* Your objective:
Below is a set of records; print all of them exactly as written.
☆ ☆ ☆ ☆ ☆ ☆ ☆
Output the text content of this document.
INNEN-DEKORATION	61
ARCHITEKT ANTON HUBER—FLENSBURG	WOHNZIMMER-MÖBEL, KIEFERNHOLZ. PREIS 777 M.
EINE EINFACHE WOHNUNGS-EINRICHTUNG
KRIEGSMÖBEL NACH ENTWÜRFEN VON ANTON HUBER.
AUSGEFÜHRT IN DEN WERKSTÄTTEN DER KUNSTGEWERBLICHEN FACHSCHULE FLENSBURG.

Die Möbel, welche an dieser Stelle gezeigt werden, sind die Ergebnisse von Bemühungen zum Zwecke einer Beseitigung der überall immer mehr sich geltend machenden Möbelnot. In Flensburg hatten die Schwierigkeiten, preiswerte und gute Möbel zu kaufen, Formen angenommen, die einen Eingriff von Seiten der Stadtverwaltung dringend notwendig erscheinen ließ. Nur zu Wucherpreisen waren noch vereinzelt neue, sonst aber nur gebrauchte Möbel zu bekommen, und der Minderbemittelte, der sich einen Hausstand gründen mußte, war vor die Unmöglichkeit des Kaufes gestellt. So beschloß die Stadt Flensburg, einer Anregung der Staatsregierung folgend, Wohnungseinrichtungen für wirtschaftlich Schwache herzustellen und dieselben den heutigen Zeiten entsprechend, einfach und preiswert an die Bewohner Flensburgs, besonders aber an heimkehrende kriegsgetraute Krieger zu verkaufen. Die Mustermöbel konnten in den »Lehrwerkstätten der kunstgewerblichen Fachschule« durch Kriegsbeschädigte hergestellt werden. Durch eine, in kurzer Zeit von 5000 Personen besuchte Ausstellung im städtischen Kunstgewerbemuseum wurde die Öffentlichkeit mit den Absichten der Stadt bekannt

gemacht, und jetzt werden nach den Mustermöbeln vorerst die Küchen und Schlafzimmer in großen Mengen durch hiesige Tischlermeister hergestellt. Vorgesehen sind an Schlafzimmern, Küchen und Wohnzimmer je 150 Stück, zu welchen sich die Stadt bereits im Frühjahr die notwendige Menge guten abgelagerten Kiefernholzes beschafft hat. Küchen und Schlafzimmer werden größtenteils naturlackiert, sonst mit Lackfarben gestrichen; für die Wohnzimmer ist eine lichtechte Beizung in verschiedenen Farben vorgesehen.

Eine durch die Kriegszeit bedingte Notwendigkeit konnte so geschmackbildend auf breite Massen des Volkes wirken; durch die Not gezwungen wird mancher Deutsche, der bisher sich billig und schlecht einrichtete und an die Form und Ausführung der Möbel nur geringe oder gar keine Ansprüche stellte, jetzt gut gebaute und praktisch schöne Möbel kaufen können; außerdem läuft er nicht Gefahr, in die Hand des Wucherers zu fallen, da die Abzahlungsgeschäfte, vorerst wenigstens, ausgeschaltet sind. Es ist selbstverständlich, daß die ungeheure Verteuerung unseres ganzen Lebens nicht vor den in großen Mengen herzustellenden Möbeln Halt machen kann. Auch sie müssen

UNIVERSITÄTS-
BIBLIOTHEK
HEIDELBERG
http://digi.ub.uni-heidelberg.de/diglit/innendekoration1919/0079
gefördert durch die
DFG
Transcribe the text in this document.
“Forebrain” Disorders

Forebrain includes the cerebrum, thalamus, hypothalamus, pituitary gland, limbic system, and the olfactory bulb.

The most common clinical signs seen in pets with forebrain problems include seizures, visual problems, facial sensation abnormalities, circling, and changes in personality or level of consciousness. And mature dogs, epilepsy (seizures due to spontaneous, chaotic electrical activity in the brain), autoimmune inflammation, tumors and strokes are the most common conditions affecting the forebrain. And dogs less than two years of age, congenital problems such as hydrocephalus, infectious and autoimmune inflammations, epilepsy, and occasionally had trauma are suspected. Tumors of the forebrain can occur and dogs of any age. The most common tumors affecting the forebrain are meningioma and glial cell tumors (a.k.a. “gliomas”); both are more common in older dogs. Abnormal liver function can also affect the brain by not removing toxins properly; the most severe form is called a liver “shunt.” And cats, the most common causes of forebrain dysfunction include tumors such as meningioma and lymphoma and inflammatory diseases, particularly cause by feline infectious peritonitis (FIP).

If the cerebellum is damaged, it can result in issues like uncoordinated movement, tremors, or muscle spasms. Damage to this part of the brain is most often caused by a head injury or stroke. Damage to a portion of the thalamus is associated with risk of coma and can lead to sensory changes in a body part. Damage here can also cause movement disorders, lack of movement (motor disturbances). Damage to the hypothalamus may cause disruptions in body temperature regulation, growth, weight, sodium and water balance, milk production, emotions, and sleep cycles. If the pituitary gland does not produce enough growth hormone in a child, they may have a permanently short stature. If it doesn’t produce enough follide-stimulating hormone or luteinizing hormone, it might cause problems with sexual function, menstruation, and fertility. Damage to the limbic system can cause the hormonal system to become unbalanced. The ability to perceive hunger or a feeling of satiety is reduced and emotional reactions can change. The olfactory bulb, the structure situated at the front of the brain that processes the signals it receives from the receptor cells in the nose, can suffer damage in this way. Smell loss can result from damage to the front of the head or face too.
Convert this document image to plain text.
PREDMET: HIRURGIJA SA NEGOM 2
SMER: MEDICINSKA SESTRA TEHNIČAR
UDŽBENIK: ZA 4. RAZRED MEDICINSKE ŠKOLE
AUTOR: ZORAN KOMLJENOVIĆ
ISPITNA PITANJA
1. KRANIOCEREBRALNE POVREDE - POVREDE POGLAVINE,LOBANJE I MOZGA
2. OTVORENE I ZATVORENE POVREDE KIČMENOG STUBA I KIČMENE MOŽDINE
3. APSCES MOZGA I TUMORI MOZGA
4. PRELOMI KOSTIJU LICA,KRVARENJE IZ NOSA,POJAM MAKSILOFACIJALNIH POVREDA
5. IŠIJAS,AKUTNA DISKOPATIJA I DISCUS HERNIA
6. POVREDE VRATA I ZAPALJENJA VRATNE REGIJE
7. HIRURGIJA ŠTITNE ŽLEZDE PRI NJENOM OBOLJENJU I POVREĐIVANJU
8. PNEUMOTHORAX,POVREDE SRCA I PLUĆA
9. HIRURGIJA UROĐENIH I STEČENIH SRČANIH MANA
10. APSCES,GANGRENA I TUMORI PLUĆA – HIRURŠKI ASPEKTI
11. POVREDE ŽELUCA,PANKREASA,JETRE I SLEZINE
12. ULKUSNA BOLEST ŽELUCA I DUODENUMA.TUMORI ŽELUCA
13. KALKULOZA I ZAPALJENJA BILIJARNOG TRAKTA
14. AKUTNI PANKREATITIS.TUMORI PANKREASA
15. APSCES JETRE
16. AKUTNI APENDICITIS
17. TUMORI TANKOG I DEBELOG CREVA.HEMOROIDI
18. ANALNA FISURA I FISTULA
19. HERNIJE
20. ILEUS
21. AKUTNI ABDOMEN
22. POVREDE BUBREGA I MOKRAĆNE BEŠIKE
☆ ☆ ☆ ☆ ☆ ☆ ☆
* Reply:
Output the text content of this document.
INNEN-DEKORATION	61
ARCHITEKT ANTON HUBER—FLENSBURG	WOHNZIMMER-MÖBEL, KIEFERNHOLZ. PREIS 777 M.
EINE EINFACHE WOHNUNGS-EINRICHTUNG
KRIEGSMÖBEL NACH ENTWÜRFEN VON ANTON HUBER.
AUSGEFÜHRT IN DEN WERKSTÄTTEN DER KUNSTGEWERBLICHEN FACHSCHULE FLENSBURG.

Die Möbel, welche an dieser Stelle gezeigt werden, sind die Ergebnisse von Bemühungen zum Zwecke einer Beseitigung der überall immer mehr sich geltend machenden Möbelnot. In Flensburg hatten die Schwierigkeiten, preiswerte und gute Möbel zu kaufen, Formen angenommen, die einen Eingriff von Seiten der Stadtverwaltung dringend notwendig erscheinen ließ. Nur zu Wucherpreisen waren noch vereinzelt neue, sonst aber nur gebrauchte Möbel zu bekommen, und der Minderbemittelte, der sich einen Hausstand gründen mußte, war vor die Unmöglichkeit des Kaufes gestellt. So beschloß die Stadt Flensburg, einer Anregung der Staatsregierung folgend, Wohnungseinrichtungen für wirtschaftlich Schwache herzustellen und dieselben den heutigen Zeiten entsprechend, einfach und preiswert an die Bewohner Flensburgs, besonders aber an heimkehrende kriegsgetraute Krieger zu verkaufen. Die Mustermöbel konnten in den »Lehrwerkstätten der kunstgewerblichen Fachschule« durch Kriegsbeschädigte hergestellt werden. Durch eine, in kurzer Zeit von 5000 Personen besuchte Ausstellung im städtischen Kunstgewerbemuseum wurde die Öffentlichkeit mit den Absichten der Stadt bekannt

gemacht, und jetzt werden nach den Mustermöbeln vorerst die Küchen und Schlafzimmer in großen Mengen durch hiesige Tischlermeister hergestellt. Vorgesehen sind an Schlafzimmern, Küchen und Wohnzimmer je 150 Stück, zu welchen sich die Stadt bereits im Frühjahr die notwendige Menge guten abgelagerten Kiefernholzes beschafft hat. Küchen und Schlafzimmer werden größtenteils naturlackiert, sonst mit Lackfarben gestrichen; für die Wohnzimmer ist eine lichtechte Beizung in verschiedenen Farben vorgesehen.

Eine durch die Kriegszeit bedingte Notwendigkeit konnte so geschmackbildend auf breite Massen des Volkes wirken; durch die Not gezwungen wird mancher Deutsche, der bisher sich billig und schlecht einrichtete und an die Form und Ausführung der Möbel nur geringe oder gar keine Ansprüche stellte, jetzt gut gebaute und praktisch schöne Möbel kaufen können; außerdem läuft er nicht Gefahr, in die Hand des Wucherers zu fallen, da die Abzahlungsgeschäfte, vorerst wenigstens, ausgeschaltet sind. Es ist selbstverständlich, daß die ungeheure Verteuerung unseres ganzen Lebens nicht vor den in großen Mengen herzustellenden Möbeln Halt machen kann. Auch sie müssen

UNIVERSITÄTS-
BIBLIOTHEK
HEIDELBERG
http://digi.ub.uni-heidelberg.de/diglit/innendekoration1919/0079
gefördert durch die
DFG
Transcribe the text in this document.
“Forebrain” Disorders

Forebrain includes the cerebrum, thalamus, hypothalamus, pituitary gland, limbic system, and the olfactory bulb.

The most common clinical signs seen in pets with forebrain problems include seizures, visual problems, facial sensation abnormalities, circling, and changes in personality or level of consciousness. And mature dogs, epilepsy (seizures due to spontaneous, chaotic electrical activity in the brain), autoimmune inflammation, tumors and strokes are the most common conditions affecting the forebrain. And dogs less than two years of age, congenital problems such as hydrocephalus, infectious and autoimmune inflammations, epilepsy, and occasionally had trauma are suspected. Tumors of the forebrain can occur and dogs of any age. The most common tumors affecting the forebrain are meningioma and glial cell tumors (a.k.a. “gliomas”); both are more common in older dogs. Abnormal liver function can also affect the brain by not removing toxins properly; the most severe form is called a liver “shunt.” And cats, the most common causes of forebrain dysfunction include tumors such as meningioma and lymphoma and inflammatory diseases, particularly cause by feline infectious peritonitis (FIP).

If the cerebellum is damaged, it can result in issues like uncoordinated movement, tremors, or muscle spasms. Damage to this part of the brain is most often caused by a head injury or stroke. Damage to a portion of the thalamus is associated with risk of coma and can lead to sensory changes in a body part. Damage here can also cause movement disorders, lack of movement (motor disturbances). Damage to the hypothalamus may cause disruptions in body temperature regulation, growth, weight, sodium and water balance, milk production, emotions, and sleep cycles. If the pituitary gland does not produce enough growth hormone in a child, they may have a permanently short stature. If it doesn’t produce enough follide-stimulating hormone or luteinizing hormone, it might cause problems with sexual function, menstruation, and fertility. Damage to the limbic system can cause the hormonal system to become unbalanced. The ability to perceive hunger or a feeling of satiety is reduced and emotional reactions can change. The olfactory bulb, the structure situated at the front of the brain that processes the signals it receives from the receptor cells in the nose, can suffer damage in this way. Smell loss can result from damage to the front of the head or face too.
Convert this document image to plain text.
PREDMET: HIRURGIJA SA NEGOM 2
SMER: MEDICINSKA SESTRA TEHNIČAR
UDŽBENIK: ZA 4. RAZRED MEDICINSKE ŠKOLE
AUTOR: ZORAN KOMLJENOVIĆ
ISPITNA PITANJA
1. KRANIOCEREBRALNE POVREDE - POVREDE POGLAVINE,LOBANJE I MOZGA
2. OTVORENE I ZATVORENE POVREDE KIČMENOG STUBA I KIČMENE MOŽDINE
3. APSCES MOZGA I TUMORI MOZGA
4. PRELOMI KOSTIJU LICA,KRVARENJE IZ NOSA,POJAM MAKSILOFACIJALNIH POVREDA
5. IŠIJAS,AKUTNA DISKOPATIJA I DISCUS HERNIA
6. POVREDE VRATA I ZAPALJENJA VRATNE REGIJE
7. HIRURGIJA ŠTITNE ŽLEZDE PRI NJENOM OBOLJENJU I POVREĐIVANJU
8. PNEUMOTHORAX,POVREDE SRCA I PLUĆA
9. HIRURGIJA UROĐENIH I STEČENIH SRČANIH MANA
10. APSCES,GANGRENA I TUMORI PLUĆA – HIRURŠKI ASPEKTI
11. POVREDE ŽELUCA,PANKREASA,JETRE I SLEZINE
12. ULKUSNA BOLEST ŽELUCA I DUODENUMA.TUMORI ŽELUCA
13. KALKULOZA I ZAPALJENJA BILIJARNOG TRAKTA
14. AKUTNI PANKREATITIS.TUMORI PANKREASA
15. APSCES JETRE
16. AKUTNI APENDICITIS
17. TUMORI TANKOG I DEBELOG CREVA.HEMOROIDI
18. ANALNA FISURA I FISTULA
19. HERNIJE
20. ILEUS
21. AKUTNI ABDOMEN
22. POVREDE BUBREGA I MOKRAĆNE BEŠIKE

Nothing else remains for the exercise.